[[ INFORMATION GIVEN open ]]
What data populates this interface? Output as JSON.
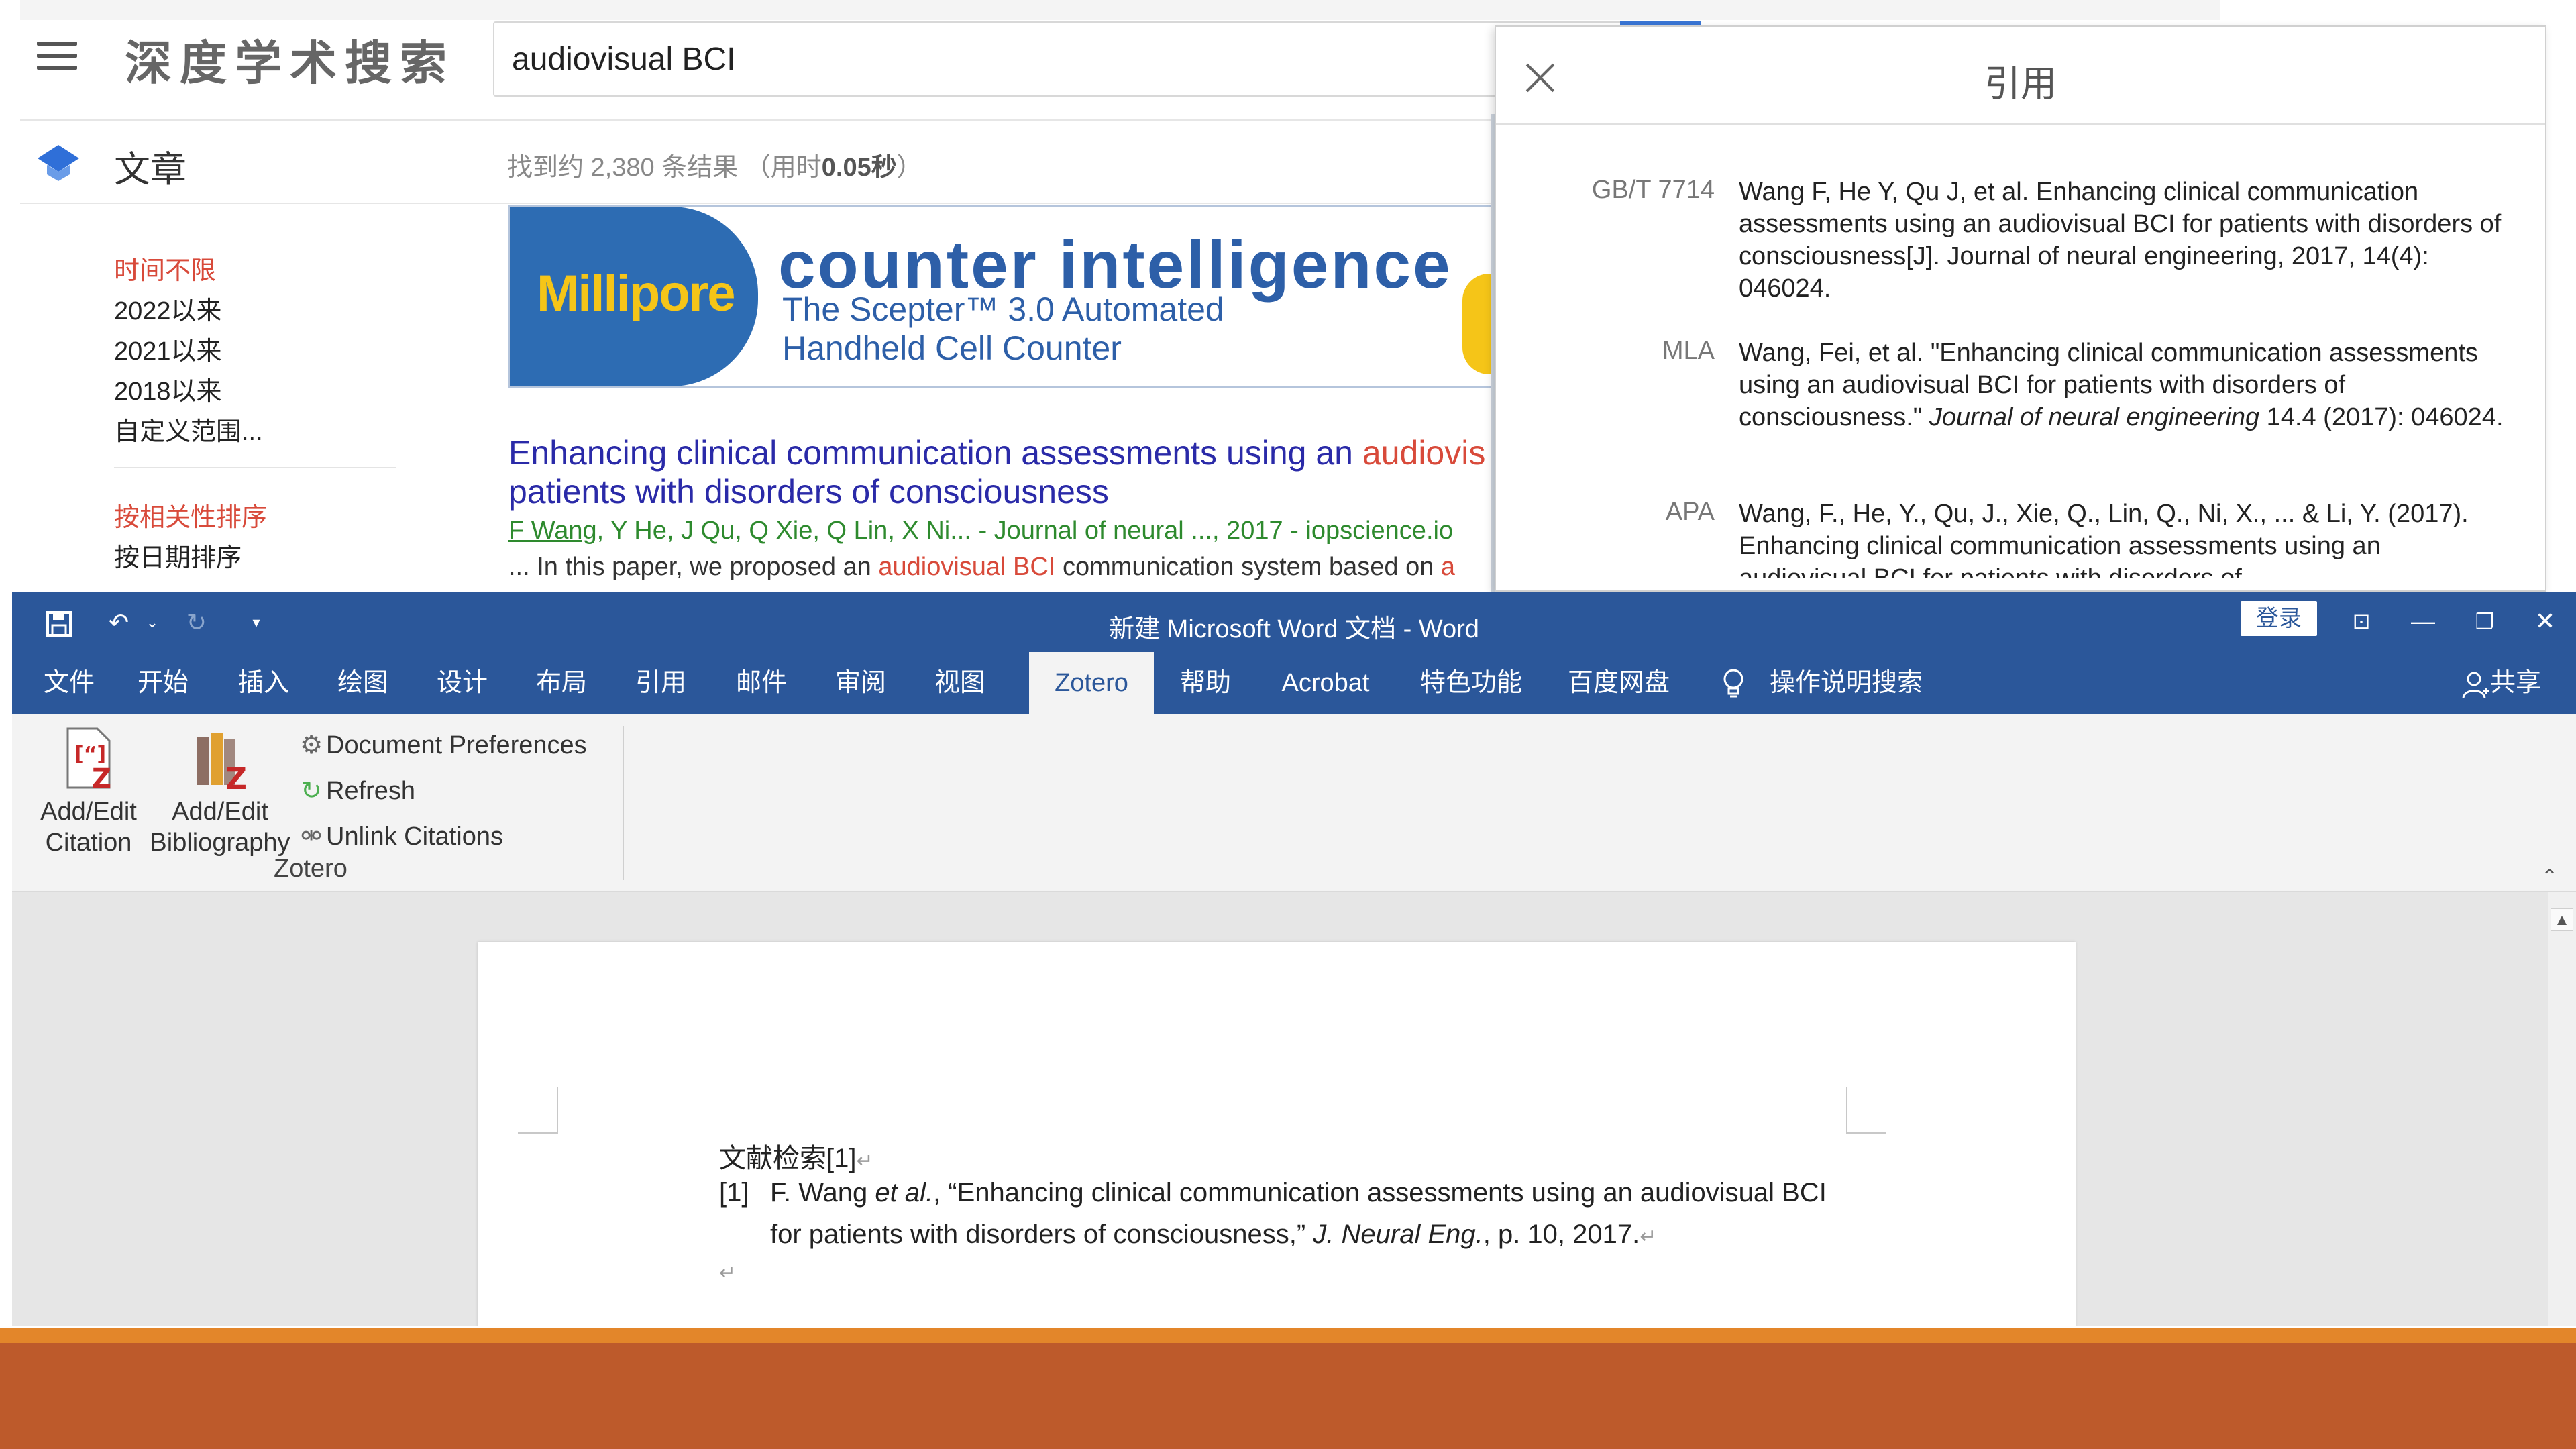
{
  "baidu": {
    "logo": "深度学术搜索",
    "search_value": "audiovisual BCI",
    "tab_article": "文章",
    "result_count_prefix": "找到约 2,380 条结果 （用时",
    "result_time": "0.05秒",
    "result_count_suffix": "）",
    "time_filters": [
      "时间不限",
      "2022以来",
      "2021以来",
      "2018以来",
      "自定义范围..."
    ],
    "sort_options": [
      "按相关性排序",
      "按日期排序"
    ],
    "ad": {
      "brand": "Millipore",
      "title": "counter intelligence",
      "subtitle_1": "The Scepter™ 3.0 Automated",
      "subtitle_2": "Handheld Cell Counter"
    },
    "result": {
      "title_part1": "Enhancing clinical communication assessments using an ",
      "title_highlight": "audiovis",
      "title_part2": "patients with disorders of consciousness",
      "meta_author": "F Wang",
      "meta_rest": ", Y He, J Qu, Q Xie, Q Lin, X Ni... - Journal of neural ..., 2017 - iopscience.io",
      "snippet_part1": "... In this paper, we proposed an ",
      "snippet_highlight": "audiovisual BCI",
      "snippet_part2": " communication system based on ",
      "snippet_tail": "a"
    },
    "accent_color": "#d84a3a",
    "link_color": "#2a2aa8"
  },
  "citation_panel": {
    "title": "引用",
    "entries": [
      {
        "format": "GB/T 7714",
        "text": "Wang F, He Y, Qu J, et al. Enhancing clinical communication assessments using an audiovisual BCI for patients with disorders of consciousness[J]. Journal of neural engineering, 2017, 14(4): 046024."
      },
      {
        "format": "MLA",
        "text_before": "Wang, Fei, et al. \"Enhancing clinical communication assessments using an audiovisual BCI for patients with disorders of consciousness.\" ",
        "text_italic": "Journal of neural engineering",
        "text_after": " 14.4 (2017): 046024."
      },
      {
        "format": "APA",
        "text": "Wang, F., He, Y., Qu, J., Xie, Q., Lin, Q., Ni, X., ... & Li, Y. (2017). Enhancing clinical communication assessments using an audiovisual BCI for patients with disorders of"
      }
    ]
  },
  "word": {
    "title": "新建 Microsoft Word 文档  -  Word",
    "login": "登录",
    "tabs": [
      "文件",
      "开始",
      "插入",
      "绘图",
      "设计",
      "布局",
      "引用",
      "邮件",
      "审阅",
      "视图",
      "Zotero",
      "帮助",
      "Acrobat",
      "特色功能",
      "百度网盘"
    ],
    "active_tab": "Zotero",
    "tell_me": "操作说明搜索",
    "share": "共享",
    "ribbon": {
      "add_citation_1": "Add/Edit",
      "add_citation_2": "Citation",
      "add_bib_1": "Add/Edit",
      "add_bib_2": "Bibliography",
      "doc_prefs": "Document Preferences",
      "refresh": "Refresh",
      "unlink": "Unlink Citations",
      "group": "Zotero"
    },
    "document": {
      "heading": "文献检索[1]",
      "ref_num": "[1]",
      "ref_line1_before": "F. Wang ",
      "ref_line1_italic": "et al.",
      "ref_line1_after": ", “Enhancing clinical communication assessments using an audiovisual BCI",
      "ref_line2_before": "for patients with disorders of consciousness,” ",
      "ref_line2_italic": "J. Neural Eng.",
      "ref_line2_after": ", p. 10, 2017."
    },
    "theme_color": "#2b579a"
  },
  "slide": {
    "bar_color_1": "#e3862a",
    "bar_color_2": "#bd5a2b"
  }
}
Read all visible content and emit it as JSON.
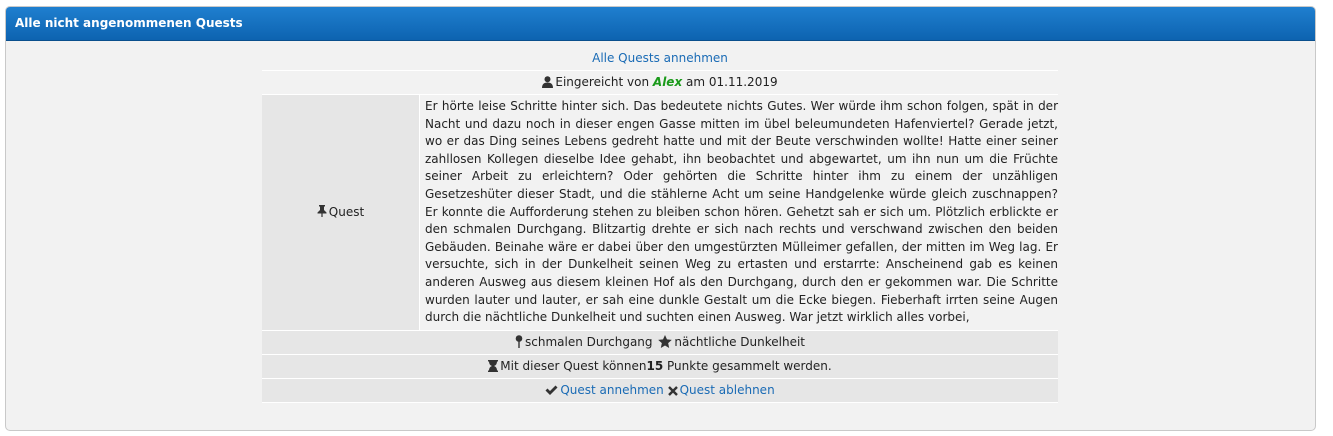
{
  "panel": {
    "title": "Alle nicht angenommenen Quests"
  },
  "accept_all_label": "Alle Quests annehmen",
  "submission": {
    "prefix": "Eingereicht von",
    "author": "Alex",
    "date_prefix": "am",
    "date": "01.11.2019"
  },
  "quest": {
    "label": "Quest",
    "text": "Er hörte leise Schritte hinter sich. Das bedeutete nichts Gutes. Wer würde ihm schon folgen, spät in der Nacht und dazu noch in dieser engen Gasse mitten im übel beleumundeten Hafenviertel? Gerade jetzt, wo er das Ding seines Lebens gedreht hatte und mit der Beute verschwinden wollte! Hatte einer seiner zahllosen Kollegen dieselbe Idee gehabt, ihn beobachtet und abgewartet, um ihn nun um die Früchte seiner Arbeit zu erleichtern? Oder gehörten die Schritte hinter ihm zu einem der unzähligen Gesetzeshüter dieser Stadt, und die stählerne Acht um seine Handgelenke würde gleich zuschnappen? Er konnte die Aufforderung stehen zu bleiben schon hören. Gehetzt sah er sich um. Plötzlich erblickte er den schmalen Durchgang. Blitzartig drehte er sich nach rechts und verschwand zwischen den beiden Gebäuden. Beinahe wäre er dabei über den umgestürzten Mülleimer gefallen, der mitten im Weg lag. Er versuchte, sich in der Dunkelheit seinen Weg zu ertasten und erstarrte: Anscheinend gab es keinen anderen Ausweg aus diesem kleinen Hof als den Durchgang, durch den er gekommen war. Die Schritte wurden lauter und lauter, er sah eine dunkle Gestalt um die Ecke biegen. Fieberhaft irrten seine Augen durch die nächtliche Dunkelheit und suchten einen Ausweg. War jetzt wirklich alles vorbei,"
  },
  "keywords": {
    "first": "schmalen Durchgang",
    "second": "nächtliche Dunkelheit"
  },
  "points": {
    "prefix": "Mit dieser Quest können",
    "value": "15",
    "suffix": "Punkte gesammelt werden."
  },
  "actions": {
    "accept_label": "Quest annehmen",
    "reject_label": "Quest ablehnen"
  },
  "colors": {
    "header_blue": "#0d63b0",
    "link_blue": "#1a6bb5",
    "author_green": "#1a9a1a"
  },
  "icons": [
    "user-icon",
    "pin-icon",
    "map-marker-icon",
    "star-icon",
    "hourglass-icon",
    "check-icon",
    "close-icon"
  ]
}
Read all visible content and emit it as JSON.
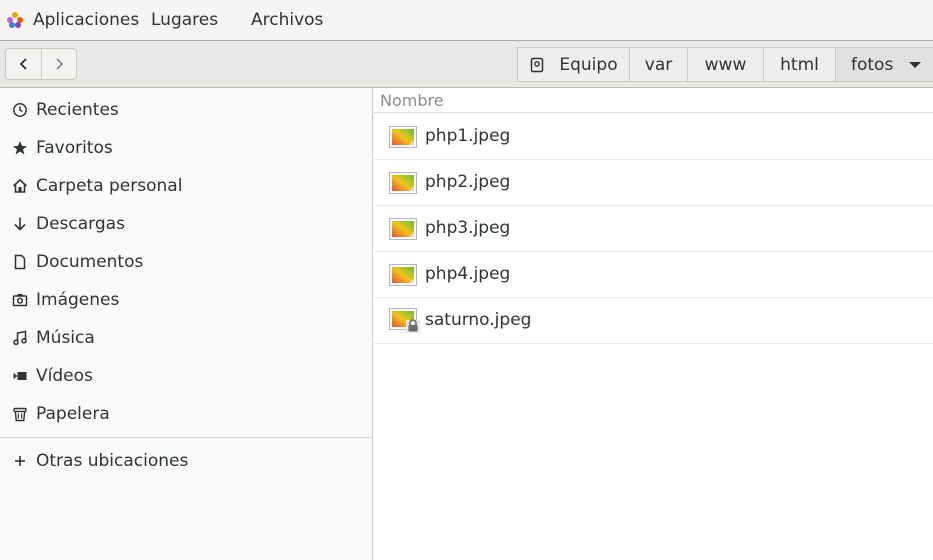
{
  "topbar": {
    "menus": [
      "Aplicaciones",
      "Lugares",
      "Archivos"
    ]
  },
  "pathbar": {
    "crumbs": [
      "Equipo",
      "var",
      "www",
      "html",
      "fotos"
    ]
  },
  "sidebar": {
    "items": [
      {
        "label": "Recientes",
        "icon": "clock-icon"
      },
      {
        "label": "Favoritos",
        "icon": "star-icon"
      },
      {
        "label": "Carpeta personal",
        "icon": "home-icon"
      },
      {
        "label": "Descargas",
        "icon": "download-icon"
      },
      {
        "label": "Documentos",
        "icon": "document-icon"
      },
      {
        "label": "Imágenes",
        "icon": "camera-icon"
      },
      {
        "label": "Música",
        "icon": "music-icon"
      },
      {
        "label": "Vídeos",
        "icon": "video-icon"
      },
      {
        "label": "Papelera",
        "icon": "trash-icon"
      }
    ],
    "other": {
      "label": "Otras ubicaciones",
      "icon": "plus-icon"
    }
  },
  "main": {
    "column_header": "Nombre",
    "files": [
      {
        "name": "php1.jpeg",
        "locked": false
      },
      {
        "name": "php2.jpeg",
        "locked": false
      },
      {
        "name": "php3.jpeg",
        "locked": false
      },
      {
        "name": "php4.jpeg",
        "locked": false
      },
      {
        "name": "saturno.jpeg",
        "locked": true
      }
    ]
  },
  "colors": {
    "text": "#2e3436",
    "header_bg": "#e8e8e7",
    "sidebar_bg": "#fafafa"
  }
}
[[ INFORMATION GIVEN closed ]]
## WHAT THE TASK REQUIRES
Write out every line of the preceding listing that contains "this".

## OUTPUT
What data populates this interface? Output as JSON.
      "snippet_part1": "... In this paper, we proposed an ",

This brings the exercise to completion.